--- Start of Data listing ---

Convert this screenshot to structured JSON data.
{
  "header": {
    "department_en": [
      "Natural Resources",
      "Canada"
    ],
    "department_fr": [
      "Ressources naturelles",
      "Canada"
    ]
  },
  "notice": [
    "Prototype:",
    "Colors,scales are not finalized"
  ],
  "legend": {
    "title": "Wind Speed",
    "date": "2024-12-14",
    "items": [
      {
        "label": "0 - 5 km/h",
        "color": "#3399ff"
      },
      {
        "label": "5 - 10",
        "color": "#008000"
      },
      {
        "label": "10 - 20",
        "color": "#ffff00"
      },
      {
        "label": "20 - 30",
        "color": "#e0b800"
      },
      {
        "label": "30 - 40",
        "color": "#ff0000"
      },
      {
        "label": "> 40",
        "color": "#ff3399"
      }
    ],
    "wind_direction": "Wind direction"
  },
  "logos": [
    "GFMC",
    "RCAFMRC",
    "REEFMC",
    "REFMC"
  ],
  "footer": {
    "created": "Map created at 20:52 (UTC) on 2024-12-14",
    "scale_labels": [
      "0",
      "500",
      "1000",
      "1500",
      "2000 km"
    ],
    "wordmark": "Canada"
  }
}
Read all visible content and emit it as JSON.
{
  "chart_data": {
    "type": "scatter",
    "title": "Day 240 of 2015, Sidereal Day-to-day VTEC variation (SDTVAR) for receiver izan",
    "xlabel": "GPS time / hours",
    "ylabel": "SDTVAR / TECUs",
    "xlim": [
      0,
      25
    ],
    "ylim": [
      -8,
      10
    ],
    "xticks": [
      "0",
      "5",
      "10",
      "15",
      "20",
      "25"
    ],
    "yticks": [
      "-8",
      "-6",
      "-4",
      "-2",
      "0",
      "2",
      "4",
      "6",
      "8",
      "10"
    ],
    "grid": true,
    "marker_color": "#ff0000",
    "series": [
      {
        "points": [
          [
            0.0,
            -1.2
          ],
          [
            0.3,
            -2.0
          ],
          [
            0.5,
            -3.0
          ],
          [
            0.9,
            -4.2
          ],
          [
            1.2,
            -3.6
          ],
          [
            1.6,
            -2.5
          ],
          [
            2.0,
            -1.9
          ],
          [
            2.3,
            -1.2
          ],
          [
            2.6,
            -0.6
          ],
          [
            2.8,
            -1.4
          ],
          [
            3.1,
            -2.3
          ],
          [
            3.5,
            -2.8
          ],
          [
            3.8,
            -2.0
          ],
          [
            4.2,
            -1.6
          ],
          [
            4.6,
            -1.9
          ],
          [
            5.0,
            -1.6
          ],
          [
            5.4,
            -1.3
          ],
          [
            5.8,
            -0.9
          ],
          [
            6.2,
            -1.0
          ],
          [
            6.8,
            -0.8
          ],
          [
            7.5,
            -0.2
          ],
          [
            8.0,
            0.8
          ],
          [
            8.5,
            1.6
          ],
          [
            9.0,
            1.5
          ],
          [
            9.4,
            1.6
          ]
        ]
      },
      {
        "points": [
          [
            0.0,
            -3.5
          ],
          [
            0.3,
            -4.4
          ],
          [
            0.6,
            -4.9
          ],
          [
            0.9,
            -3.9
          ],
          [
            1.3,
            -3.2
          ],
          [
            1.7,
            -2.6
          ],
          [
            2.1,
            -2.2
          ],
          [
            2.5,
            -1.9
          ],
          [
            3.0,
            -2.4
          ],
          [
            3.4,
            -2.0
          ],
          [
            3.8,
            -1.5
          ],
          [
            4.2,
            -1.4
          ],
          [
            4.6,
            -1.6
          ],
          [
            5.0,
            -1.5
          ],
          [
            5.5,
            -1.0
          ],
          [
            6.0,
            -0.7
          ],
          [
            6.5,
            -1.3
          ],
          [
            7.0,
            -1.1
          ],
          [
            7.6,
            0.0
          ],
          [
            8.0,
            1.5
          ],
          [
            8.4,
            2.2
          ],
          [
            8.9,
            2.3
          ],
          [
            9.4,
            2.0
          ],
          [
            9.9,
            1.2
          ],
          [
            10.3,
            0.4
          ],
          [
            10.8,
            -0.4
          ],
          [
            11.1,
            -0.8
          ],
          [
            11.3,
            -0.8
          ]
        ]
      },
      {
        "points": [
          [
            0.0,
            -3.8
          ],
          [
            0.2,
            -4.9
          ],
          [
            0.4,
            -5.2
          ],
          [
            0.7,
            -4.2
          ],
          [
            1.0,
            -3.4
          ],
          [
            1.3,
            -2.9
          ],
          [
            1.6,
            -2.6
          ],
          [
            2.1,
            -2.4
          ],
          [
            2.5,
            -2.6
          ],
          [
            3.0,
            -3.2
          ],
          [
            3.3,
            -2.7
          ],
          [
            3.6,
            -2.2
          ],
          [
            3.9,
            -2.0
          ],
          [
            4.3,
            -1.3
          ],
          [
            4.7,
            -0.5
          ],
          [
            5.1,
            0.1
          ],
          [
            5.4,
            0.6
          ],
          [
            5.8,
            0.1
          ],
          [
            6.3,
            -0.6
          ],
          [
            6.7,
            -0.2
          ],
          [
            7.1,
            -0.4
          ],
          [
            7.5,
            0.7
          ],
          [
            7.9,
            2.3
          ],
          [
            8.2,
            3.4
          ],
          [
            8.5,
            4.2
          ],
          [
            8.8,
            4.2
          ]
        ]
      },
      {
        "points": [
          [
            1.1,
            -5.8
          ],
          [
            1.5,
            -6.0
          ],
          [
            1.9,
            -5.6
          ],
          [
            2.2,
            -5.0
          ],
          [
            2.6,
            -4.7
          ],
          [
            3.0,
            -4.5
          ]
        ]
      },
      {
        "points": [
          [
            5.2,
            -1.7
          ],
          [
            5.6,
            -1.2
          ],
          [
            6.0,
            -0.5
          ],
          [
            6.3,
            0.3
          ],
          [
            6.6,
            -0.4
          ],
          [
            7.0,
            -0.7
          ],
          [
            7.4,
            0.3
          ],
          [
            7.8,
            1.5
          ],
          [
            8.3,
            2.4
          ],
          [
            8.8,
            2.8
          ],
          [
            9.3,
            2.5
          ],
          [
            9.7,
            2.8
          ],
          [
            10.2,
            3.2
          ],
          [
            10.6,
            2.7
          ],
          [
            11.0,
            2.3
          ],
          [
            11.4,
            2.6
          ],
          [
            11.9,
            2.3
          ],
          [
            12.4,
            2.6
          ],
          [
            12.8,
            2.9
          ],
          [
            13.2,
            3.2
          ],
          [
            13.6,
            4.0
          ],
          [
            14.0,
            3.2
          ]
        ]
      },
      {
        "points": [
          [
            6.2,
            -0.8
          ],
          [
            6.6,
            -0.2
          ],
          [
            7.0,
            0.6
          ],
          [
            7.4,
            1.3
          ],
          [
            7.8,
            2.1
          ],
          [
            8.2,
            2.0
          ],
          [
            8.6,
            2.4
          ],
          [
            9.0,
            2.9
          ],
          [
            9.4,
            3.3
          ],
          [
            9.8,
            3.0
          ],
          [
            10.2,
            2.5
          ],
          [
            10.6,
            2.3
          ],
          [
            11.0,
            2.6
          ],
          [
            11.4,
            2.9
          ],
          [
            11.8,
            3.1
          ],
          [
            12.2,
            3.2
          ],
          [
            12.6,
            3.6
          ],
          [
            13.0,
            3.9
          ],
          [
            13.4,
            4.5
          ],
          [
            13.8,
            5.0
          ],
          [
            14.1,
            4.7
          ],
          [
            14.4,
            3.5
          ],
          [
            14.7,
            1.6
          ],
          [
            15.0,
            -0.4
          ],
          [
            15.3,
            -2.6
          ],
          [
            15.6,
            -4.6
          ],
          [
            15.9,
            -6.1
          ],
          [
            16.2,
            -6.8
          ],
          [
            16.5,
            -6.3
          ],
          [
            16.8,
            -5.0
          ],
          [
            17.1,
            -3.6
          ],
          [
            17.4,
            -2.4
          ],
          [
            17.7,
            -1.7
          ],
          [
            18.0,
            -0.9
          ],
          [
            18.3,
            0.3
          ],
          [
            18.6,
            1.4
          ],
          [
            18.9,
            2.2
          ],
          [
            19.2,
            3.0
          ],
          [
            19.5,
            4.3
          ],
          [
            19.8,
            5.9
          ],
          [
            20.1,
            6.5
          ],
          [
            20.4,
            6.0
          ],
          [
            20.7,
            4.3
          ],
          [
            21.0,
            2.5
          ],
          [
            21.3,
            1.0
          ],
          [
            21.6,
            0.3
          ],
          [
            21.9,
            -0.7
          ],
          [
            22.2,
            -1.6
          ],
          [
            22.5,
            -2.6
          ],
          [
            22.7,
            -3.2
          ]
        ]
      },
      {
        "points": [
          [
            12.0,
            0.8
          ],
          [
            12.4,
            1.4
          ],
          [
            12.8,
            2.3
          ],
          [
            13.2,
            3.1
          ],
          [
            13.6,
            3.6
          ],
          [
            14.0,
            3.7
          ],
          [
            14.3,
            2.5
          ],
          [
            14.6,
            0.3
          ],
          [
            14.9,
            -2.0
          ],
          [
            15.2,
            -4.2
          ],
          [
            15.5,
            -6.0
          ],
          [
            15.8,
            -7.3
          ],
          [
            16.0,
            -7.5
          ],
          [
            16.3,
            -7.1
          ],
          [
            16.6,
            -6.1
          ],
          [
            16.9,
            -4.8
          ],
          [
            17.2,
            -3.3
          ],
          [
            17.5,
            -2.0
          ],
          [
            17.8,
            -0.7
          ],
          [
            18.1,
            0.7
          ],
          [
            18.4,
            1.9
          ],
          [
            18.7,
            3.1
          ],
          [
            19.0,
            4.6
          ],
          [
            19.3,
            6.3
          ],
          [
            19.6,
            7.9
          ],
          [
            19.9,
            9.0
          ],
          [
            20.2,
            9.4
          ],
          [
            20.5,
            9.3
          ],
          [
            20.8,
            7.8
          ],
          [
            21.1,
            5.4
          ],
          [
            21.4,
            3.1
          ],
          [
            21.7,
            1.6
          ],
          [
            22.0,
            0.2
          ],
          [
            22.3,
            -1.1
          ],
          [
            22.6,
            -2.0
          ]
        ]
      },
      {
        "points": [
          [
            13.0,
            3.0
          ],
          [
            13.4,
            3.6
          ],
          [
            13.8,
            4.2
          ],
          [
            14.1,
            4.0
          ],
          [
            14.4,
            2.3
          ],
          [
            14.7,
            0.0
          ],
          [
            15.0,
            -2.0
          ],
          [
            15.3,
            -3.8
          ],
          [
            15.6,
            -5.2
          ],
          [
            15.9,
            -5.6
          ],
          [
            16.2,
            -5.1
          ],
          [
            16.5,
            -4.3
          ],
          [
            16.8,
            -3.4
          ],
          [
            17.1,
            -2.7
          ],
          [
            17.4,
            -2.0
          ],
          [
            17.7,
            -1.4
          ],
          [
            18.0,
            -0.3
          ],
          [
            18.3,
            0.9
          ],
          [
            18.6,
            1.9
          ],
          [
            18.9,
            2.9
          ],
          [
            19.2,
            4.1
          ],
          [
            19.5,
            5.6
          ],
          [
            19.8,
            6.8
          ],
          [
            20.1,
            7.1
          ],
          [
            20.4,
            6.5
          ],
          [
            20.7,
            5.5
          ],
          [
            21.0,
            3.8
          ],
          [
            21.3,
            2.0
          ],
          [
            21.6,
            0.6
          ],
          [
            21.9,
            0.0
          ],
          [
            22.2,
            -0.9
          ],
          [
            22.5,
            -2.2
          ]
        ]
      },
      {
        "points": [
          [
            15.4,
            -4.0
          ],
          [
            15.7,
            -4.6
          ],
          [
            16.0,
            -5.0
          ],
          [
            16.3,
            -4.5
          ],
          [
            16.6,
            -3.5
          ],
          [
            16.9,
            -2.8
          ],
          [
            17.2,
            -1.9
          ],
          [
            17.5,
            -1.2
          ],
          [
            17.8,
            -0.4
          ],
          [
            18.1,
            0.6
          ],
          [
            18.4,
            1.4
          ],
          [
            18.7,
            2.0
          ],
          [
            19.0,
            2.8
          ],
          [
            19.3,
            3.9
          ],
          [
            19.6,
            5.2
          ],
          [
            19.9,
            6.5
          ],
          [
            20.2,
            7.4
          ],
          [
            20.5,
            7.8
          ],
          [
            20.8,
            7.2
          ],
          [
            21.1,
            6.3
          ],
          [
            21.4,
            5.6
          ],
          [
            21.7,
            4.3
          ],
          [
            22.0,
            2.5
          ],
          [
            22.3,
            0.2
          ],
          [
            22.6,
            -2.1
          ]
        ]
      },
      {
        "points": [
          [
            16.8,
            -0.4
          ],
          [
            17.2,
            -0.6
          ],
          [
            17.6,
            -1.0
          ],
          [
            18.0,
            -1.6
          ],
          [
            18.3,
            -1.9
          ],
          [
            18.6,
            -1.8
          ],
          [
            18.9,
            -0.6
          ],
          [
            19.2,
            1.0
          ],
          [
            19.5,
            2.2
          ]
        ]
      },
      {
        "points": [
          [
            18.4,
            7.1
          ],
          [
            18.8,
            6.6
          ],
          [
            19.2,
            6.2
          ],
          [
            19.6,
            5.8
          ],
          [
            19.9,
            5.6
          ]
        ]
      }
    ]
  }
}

--- End of Data listing ---

From the listing above, return each line with the word "title".

▸ Full answer
    "title": "Wind Speed",
    "title": "Day 240 of 2015, Sidereal Day-to-day VTEC variation (SDTVAR) for receiver izan",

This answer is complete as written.